Stated task »
In the lines below, how many hold the word "JSON"? Answer only with the number.

[Dataset records]
┌──

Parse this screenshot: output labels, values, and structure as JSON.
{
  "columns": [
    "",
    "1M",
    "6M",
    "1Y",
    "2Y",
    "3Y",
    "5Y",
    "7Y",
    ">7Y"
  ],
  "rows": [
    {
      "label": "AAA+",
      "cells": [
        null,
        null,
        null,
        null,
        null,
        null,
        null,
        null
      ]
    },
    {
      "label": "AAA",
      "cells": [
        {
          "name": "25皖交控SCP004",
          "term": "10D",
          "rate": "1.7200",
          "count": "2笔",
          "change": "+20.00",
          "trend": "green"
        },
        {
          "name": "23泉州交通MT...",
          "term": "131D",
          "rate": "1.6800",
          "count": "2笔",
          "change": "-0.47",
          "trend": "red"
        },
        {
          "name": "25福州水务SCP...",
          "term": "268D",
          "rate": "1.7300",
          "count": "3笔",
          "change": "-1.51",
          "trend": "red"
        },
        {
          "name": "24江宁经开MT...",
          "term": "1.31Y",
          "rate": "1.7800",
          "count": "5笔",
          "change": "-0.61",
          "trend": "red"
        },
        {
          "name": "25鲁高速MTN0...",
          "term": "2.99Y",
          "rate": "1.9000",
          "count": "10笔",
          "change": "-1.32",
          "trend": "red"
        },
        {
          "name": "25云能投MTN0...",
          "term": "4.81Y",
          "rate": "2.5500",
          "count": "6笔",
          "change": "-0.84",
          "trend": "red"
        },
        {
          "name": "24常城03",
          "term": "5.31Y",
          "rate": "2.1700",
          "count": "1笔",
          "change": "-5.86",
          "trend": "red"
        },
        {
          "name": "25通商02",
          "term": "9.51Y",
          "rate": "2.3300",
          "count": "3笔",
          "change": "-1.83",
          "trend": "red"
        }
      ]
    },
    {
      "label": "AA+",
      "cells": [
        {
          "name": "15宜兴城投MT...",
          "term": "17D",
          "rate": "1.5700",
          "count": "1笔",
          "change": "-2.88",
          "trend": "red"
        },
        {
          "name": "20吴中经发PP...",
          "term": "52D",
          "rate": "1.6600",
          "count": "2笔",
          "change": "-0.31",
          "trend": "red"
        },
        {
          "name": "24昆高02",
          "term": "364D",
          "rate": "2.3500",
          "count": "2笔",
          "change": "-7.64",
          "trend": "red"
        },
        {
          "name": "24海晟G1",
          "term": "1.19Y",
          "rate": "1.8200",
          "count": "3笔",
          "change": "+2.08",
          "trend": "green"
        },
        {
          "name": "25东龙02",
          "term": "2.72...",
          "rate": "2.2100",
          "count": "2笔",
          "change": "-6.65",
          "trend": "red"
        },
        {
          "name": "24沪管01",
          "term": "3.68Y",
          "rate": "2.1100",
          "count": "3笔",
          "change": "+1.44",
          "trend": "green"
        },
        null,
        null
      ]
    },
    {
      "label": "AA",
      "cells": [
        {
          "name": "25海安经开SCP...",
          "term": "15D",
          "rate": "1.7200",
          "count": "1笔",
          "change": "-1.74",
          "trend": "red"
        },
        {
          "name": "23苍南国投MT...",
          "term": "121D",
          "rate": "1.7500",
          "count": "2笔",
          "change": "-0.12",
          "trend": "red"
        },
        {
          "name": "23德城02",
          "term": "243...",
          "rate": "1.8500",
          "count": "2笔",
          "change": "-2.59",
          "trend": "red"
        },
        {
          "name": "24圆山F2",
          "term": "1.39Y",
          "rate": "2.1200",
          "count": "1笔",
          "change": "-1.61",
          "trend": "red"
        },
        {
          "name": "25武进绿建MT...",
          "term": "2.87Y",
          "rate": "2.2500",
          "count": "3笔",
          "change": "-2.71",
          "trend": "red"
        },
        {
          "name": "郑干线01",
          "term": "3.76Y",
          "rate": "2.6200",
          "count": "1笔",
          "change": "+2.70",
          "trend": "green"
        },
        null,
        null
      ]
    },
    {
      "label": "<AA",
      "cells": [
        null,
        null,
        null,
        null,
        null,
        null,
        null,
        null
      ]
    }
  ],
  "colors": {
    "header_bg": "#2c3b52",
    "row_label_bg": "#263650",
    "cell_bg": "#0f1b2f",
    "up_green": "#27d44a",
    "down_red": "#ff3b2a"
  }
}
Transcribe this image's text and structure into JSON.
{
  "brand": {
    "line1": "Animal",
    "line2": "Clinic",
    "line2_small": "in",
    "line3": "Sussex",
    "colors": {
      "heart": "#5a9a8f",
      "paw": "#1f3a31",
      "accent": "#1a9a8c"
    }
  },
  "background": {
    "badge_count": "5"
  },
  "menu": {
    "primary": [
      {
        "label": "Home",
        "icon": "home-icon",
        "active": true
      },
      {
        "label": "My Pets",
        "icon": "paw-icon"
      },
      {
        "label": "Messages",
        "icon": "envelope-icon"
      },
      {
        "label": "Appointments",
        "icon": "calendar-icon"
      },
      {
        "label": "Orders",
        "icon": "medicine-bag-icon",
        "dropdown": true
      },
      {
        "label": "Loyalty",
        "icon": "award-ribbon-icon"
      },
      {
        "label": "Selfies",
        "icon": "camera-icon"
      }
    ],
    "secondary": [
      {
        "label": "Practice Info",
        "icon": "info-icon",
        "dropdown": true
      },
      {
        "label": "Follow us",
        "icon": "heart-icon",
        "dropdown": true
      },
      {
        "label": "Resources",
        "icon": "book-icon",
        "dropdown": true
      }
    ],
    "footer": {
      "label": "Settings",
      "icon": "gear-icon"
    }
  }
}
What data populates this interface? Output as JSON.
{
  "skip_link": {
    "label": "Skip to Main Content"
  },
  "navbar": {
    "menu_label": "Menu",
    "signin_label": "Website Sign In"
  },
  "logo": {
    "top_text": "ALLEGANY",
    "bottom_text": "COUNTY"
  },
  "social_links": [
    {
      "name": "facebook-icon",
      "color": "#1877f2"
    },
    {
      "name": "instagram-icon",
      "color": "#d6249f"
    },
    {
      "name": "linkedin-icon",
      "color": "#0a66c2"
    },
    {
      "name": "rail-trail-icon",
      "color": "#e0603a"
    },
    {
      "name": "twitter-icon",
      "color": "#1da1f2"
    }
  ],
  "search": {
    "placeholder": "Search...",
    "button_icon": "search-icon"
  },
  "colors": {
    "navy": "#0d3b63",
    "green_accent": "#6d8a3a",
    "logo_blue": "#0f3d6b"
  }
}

└──

The completed task »
3